• [Problem to solve] Reproduce all the lines below exactly and omit the images.

• [Provided entries]
· · · · ·
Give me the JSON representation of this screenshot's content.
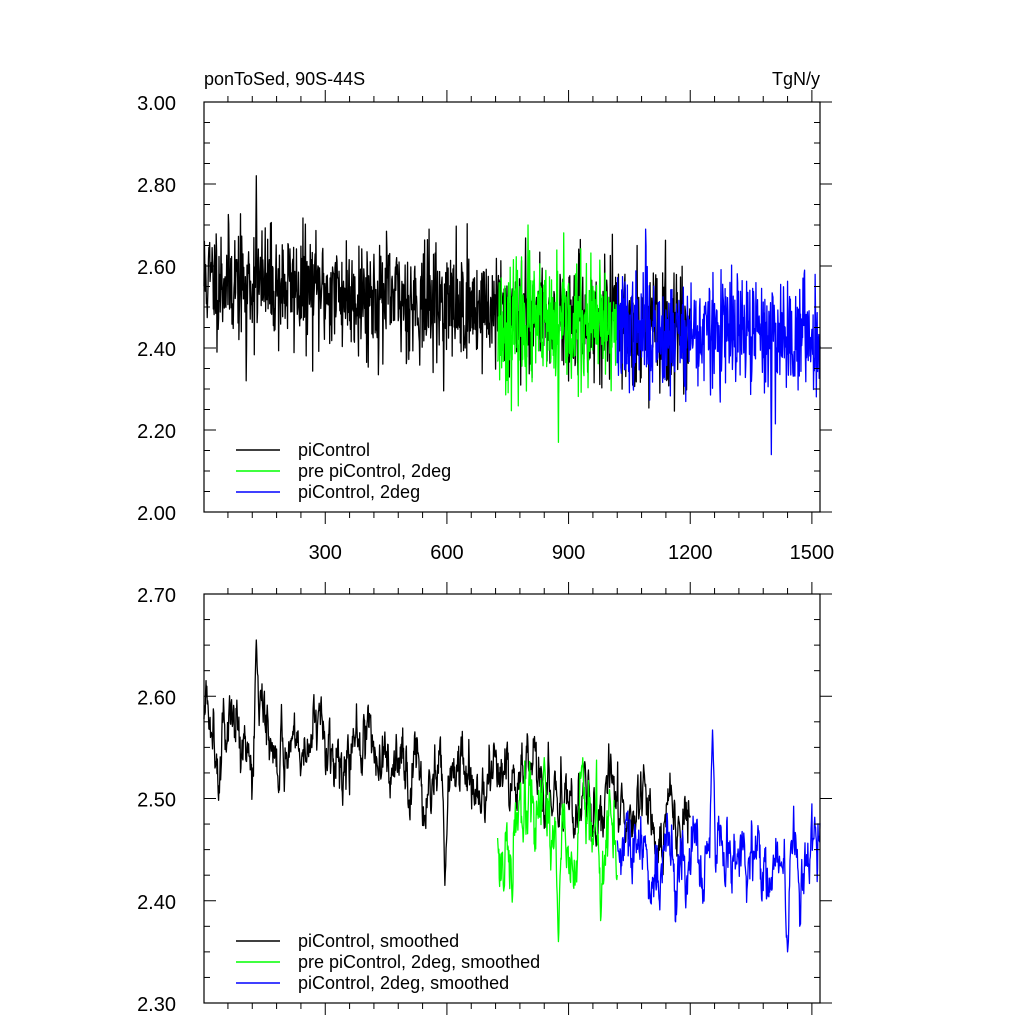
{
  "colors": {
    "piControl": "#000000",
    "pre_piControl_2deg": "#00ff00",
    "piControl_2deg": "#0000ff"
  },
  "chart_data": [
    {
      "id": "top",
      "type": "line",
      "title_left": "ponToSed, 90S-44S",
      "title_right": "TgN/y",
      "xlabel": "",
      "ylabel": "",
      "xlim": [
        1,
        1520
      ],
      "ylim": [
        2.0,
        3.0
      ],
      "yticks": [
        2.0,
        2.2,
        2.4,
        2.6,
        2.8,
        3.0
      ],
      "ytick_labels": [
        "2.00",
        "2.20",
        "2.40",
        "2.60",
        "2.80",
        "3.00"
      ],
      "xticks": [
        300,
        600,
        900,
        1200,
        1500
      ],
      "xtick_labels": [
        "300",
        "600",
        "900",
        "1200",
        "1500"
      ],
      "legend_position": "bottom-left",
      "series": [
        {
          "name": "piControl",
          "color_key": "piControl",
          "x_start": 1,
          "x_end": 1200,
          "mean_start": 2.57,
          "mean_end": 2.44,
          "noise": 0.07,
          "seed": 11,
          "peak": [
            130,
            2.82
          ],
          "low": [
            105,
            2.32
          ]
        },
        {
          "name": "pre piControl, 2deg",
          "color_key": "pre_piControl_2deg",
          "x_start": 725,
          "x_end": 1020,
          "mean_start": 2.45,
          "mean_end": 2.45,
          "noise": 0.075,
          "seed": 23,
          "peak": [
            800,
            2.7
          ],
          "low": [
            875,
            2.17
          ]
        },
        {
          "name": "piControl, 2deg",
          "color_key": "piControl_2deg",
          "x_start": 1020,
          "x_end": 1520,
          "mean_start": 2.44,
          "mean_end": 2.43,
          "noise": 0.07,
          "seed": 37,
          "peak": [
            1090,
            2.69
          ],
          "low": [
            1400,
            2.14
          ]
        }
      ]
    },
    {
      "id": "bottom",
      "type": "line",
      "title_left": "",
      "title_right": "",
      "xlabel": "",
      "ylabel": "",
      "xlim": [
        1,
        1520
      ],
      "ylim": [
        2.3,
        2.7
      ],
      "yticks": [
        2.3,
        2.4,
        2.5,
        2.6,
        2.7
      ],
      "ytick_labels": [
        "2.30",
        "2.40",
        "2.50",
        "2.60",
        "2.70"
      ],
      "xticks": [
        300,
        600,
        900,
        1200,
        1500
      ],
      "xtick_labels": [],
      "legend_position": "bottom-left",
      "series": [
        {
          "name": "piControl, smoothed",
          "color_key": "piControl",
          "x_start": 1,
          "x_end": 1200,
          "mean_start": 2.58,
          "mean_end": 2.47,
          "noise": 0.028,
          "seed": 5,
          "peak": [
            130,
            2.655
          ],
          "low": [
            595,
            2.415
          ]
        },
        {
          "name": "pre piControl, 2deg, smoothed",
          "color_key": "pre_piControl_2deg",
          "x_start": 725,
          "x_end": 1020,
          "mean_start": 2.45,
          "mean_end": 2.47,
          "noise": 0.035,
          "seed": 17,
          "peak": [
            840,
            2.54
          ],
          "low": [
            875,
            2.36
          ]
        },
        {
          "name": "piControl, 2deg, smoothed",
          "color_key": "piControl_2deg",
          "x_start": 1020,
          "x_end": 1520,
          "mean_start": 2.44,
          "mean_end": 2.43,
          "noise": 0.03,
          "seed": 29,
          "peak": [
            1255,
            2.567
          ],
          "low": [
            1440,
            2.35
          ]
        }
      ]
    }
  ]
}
· · · · ·
• [Final result]
Give me the JSON representation of this screenshot's content.
{
  "colors": {
    "piControl": "#000000",
    "pre_piControl_2deg": "#00ff00",
    "piControl_2deg": "#0000ff"
  },
  "chart_data": [
    {
      "id": "top",
      "type": "line",
      "title_left": "ponToSed, 90S-44S",
      "title_right": "TgN/y",
      "xlabel": "",
      "ylabel": "",
      "xlim": [
        1,
        1520
      ],
      "ylim": [
        2.0,
        3.0
      ],
      "yticks": [
        2.0,
        2.2,
        2.4,
        2.6,
        2.8,
        3.0
      ],
      "ytick_labels": [
        "2.00",
        "2.20",
        "2.40",
        "2.60",
        "2.80",
        "3.00"
      ],
      "xticks": [
        300,
        600,
        900,
        1200,
        1500
      ],
      "xtick_labels": [
        "300",
        "600",
        "900",
        "1200",
        "1500"
      ],
      "legend_position": "bottom-left",
      "series": [
        {
          "name": "piControl",
          "color_key": "piControl",
          "x_start": 1,
          "x_end": 1200,
          "mean_start": 2.57,
          "mean_end": 2.44,
          "noise": 0.07,
          "seed": 11,
          "peak": [
            130,
            2.82
          ],
          "low": [
            105,
            2.32
          ]
        },
        {
          "name": "pre piControl, 2deg",
          "color_key": "pre_piControl_2deg",
          "x_start": 725,
          "x_end": 1020,
          "mean_start": 2.45,
          "mean_end": 2.45,
          "noise": 0.075,
          "seed": 23,
          "peak": [
            800,
            2.7
          ],
          "low": [
            875,
            2.17
          ]
        },
        {
          "name": "piControl, 2deg",
          "color_key": "piControl_2deg",
          "x_start": 1020,
          "x_end": 1520,
          "mean_start": 2.44,
          "mean_end": 2.43,
          "noise": 0.07,
          "seed": 37,
          "peak": [
            1090,
            2.69
          ],
          "low": [
            1400,
            2.14
          ]
        }
      ]
    },
    {
      "id": "bottom",
      "type": "line",
      "title_left": "",
      "title_right": "",
      "xlabel": "",
      "ylabel": "",
      "xlim": [
        1,
        1520
      ],
      "ylim": [
        2.3,
        2.7
      ],
      "yticks": [
        2.3,
        2.4,
        2.5,
        2.6,
        2.7
      ],
      "ytick_labels": [
        "2.30",
        "2.40",
        "2.50",
        "2.60",
        "2.70"
      ],
      "xticks": [
        300,
        600,
        900,
        1200,
        1500
      ],
      "xtick_labels": [],
      "legend_position": "bottom-left",
      "series": [
        {
          "name": "piControl, smoothed",
          "color_key": "piControl",
          "x_start": 1,
          "x_end": 1200,
          "mean_start": 2.58,
          "mean_end": 2.47,
          "noise": 0.028,
          "seed": 5,
          "peak": [
            130,
            2.655
          ],
          "low": [
            595,
            2.415
          ]
        },
        {
          "name": "pre piControl, 2deg, smoothed",
          "color_key": "pre_piControl_2deg",
          "x_start": 725,
          "x_end": 1020,
          "mean_start": 2.45,
          "mean_end": 2.47,
          "noise": 0.035,
          "seed": 17,
          "peak": [
            840,
            2.54
          ],
          "low": [
            875,
            2.36
          ]
        },
        {
          "name": "piControl, 2deg, smoothed",
          "color_key": "piControl_2deg",
          "x_start": 1020,
          "x_end": 1520,
          "mean_start": 2.44,
          "mean_end": 2.43,
          "noise": 0.03,
          "seed": 29,
          "peak": [
            1255,
            2.567
          ],
          "low": [
            1440,
            2.35
          ]
        }
      ]
    }
  ]
}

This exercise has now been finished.